## [Page text]
The Metadata were collected from the information available from the DOI and imports from the different web libraries.

# 04 First filter ##############################################################
load("./export/pre_process/Filtered_references.RData")

# 04.1 Import the metadata (Exported from the RIS file in Zotero in CSV format) 
Metadata <- read_delim("./data/Metadata.csv", delim =";", na = "NA") #File not included in the data set
Metadata$File.Attachments[Metadata$File.Attachments == ""] <-NA
Metadata <- Metadata %>% drop_na(File.Attachments) #Remove the ones without Pdfs

You need to verify that your FileAttachments columns is well written only with the file name without anything else

# 04.2 Filter only Articles from scientific journals ============================
Metadata <- subset(Metadata, Metadata$Item.Type == "journalArticle") #Select only journal articles
final_data <- subset(final_data, final_data$Id %in% Metadata$File.Attachments)#Select in the data set journal articles

write_delim(Metadata, "./export/pre_process/Metadata_clean.csv", delim = ";")

# 04.3 Function for filtering the data =========================================
filter_func <- function(x, z){
  
  list_archeo <- c("archaeology", "archeology", "archaeological", "archeological") #List of archaeological words related
  list_ML <- c("machine learning", "ml", "deep learning", "artificial intelligence") #List of ML words related
  
  #Filter for the archaeological words
  x$check <- grepl(list_archeo[1], z)
  x$number <- ifelse(x$check == TRUE, x$number <- 1 , x$number <- 0)
  x$archeo_value <- x$number
  
  x$check <- grepl(list_archeo[2], z)
  x$number <- ifelse(x$check == TRUE, x$number <- 1 , x$number <- 0)
  x$archeo_value <- x$archeo_value + x$number
  
  x$check <- grepl(list_archeo[3], z)
  x$number <- ifelse(x$check == TRUE, x$number <- 1 , x$number <- 0)
  x$archeo_value <- x$archeo_value + x$number
  
  x$check <- grepl(list_archeo[4], z)
  x$number <- ifelse(x$check == TRUE, x$number <- 1 , x$number <- 0)
  x$archeo_value <- x$archeo_value + x$number

  
  #Filter for the machine learning words
  x$check <- grepl(list_ML[1], z)
  x$number <- ifelse(x$check == TRUE, x$number <- 1 , x$number <- 0)
  x$ML_value <- x$number
  
  x$check <- grepl(list_ML[2], z)
  x$number <- ifelse(x$check == TRUE, x$number <- 1 , x$number <- 0)
  x$ML_value <- x$ML_value + x$number
  
  x$check <- grepl(list_ML[3], z)
  x$number <- ifelse(x$check == TRUE, x$number <- 1 , x$number <- 0)

## [Provided data]
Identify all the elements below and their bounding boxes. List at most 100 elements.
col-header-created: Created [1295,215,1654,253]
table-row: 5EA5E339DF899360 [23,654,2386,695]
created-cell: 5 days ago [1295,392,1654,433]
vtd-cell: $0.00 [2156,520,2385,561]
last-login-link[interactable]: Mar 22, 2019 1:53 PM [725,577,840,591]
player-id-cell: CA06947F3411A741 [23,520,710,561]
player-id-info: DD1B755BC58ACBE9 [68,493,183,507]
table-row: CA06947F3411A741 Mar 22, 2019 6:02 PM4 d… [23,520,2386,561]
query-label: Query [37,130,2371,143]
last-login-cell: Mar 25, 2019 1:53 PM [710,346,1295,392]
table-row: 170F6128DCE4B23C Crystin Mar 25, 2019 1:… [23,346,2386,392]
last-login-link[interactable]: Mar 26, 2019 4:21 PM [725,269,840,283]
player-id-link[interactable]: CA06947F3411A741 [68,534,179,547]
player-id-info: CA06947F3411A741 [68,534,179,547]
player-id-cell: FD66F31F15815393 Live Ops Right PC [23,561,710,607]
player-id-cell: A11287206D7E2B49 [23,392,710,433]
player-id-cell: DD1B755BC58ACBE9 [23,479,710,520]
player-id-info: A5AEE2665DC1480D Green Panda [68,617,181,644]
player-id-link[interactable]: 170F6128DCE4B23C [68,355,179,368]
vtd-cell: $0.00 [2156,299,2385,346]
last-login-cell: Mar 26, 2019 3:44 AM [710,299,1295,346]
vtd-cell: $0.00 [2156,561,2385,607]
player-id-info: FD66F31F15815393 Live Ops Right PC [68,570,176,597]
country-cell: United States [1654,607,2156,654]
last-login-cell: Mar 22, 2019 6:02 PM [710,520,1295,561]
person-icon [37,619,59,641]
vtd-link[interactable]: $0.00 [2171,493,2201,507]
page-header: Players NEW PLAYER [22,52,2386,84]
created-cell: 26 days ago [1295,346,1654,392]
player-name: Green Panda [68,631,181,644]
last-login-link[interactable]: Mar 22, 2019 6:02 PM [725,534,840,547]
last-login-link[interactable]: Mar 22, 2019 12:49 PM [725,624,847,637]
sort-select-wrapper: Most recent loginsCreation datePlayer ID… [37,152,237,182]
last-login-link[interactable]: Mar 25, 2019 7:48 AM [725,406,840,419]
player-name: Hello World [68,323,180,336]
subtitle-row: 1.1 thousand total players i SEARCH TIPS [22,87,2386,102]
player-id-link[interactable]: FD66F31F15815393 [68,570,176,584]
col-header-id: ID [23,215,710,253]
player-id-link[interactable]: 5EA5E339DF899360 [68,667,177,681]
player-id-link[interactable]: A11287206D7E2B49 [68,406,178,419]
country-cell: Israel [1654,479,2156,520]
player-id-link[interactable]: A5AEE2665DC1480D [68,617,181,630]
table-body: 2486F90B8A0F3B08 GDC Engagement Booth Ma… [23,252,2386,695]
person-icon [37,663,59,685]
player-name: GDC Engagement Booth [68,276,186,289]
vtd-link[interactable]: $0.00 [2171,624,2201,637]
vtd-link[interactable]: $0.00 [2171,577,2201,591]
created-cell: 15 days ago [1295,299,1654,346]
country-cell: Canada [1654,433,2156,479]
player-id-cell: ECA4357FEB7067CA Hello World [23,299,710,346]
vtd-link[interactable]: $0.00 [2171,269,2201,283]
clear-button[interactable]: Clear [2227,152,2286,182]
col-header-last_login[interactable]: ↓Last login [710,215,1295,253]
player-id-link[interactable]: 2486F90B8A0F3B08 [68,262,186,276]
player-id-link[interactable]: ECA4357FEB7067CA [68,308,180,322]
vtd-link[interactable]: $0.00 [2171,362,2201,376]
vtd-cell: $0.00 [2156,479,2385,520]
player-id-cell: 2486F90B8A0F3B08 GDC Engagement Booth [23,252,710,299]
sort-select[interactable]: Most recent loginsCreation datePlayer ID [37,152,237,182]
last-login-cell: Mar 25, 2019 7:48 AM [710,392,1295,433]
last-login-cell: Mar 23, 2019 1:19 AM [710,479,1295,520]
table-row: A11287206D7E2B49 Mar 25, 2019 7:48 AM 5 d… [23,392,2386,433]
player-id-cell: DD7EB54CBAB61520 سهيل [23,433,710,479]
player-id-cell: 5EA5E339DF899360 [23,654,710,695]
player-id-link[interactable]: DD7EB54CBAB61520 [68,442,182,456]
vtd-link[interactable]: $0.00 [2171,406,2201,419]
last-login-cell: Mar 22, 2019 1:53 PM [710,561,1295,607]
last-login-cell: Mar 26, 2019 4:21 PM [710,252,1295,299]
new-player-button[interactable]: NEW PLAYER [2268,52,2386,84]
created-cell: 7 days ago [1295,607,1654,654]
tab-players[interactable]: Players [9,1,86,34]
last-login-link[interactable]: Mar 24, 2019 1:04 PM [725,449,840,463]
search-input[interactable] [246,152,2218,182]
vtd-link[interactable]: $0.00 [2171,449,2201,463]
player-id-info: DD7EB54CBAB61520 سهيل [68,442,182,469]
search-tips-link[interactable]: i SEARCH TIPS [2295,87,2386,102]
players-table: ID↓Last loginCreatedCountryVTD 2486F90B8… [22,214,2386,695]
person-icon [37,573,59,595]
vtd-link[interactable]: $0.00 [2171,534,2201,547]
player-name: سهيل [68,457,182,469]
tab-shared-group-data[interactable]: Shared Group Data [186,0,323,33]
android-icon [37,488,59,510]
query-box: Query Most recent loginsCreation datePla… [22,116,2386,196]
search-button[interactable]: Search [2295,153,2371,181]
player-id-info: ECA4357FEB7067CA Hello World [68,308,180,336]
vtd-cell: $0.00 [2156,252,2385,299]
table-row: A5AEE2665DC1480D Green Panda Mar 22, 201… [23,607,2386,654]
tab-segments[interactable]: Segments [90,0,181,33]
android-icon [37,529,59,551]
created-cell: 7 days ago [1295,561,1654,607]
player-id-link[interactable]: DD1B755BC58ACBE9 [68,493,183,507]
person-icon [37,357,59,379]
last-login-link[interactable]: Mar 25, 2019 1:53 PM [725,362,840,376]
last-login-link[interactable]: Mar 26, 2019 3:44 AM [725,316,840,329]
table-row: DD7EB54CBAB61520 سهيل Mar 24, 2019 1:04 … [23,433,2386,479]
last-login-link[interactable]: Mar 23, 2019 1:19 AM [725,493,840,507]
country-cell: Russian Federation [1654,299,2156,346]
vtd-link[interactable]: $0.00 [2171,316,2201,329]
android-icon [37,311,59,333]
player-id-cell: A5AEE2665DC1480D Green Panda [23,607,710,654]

## [What you will do]
- 1) Answer these about the filtering code:
(a) From which kind of file in Zotero was the metadata exported, and in what format?
(b) Which Item.Type value is kept when filtering the metadata?
(c) To what path is the cleaned metadata written?
- 2) List every term in the list_ML vector defined in the filtering code.
- 3) Reproduce verbatim the part of the filtering code starting with "# 04 First filter" and going on through "in CSV format)".
Use only the filtering code to answer.

## [Problem solutions]
- 1)
(a) It was exported from the RIS file in Zotero, in CSV format.
(b) "journalArticle"
(c) "./export/pre_process/Metadata_clean.csv"

- 2)
machine learning
ml
deep learning
artificial intelligence

- 3)
# 04 First filter ##############################################################
load("./export/pre_process/Filtered_references.RData")

# 04.1 Import the metadata (Exported from the RIS file in Zotero in CSV format)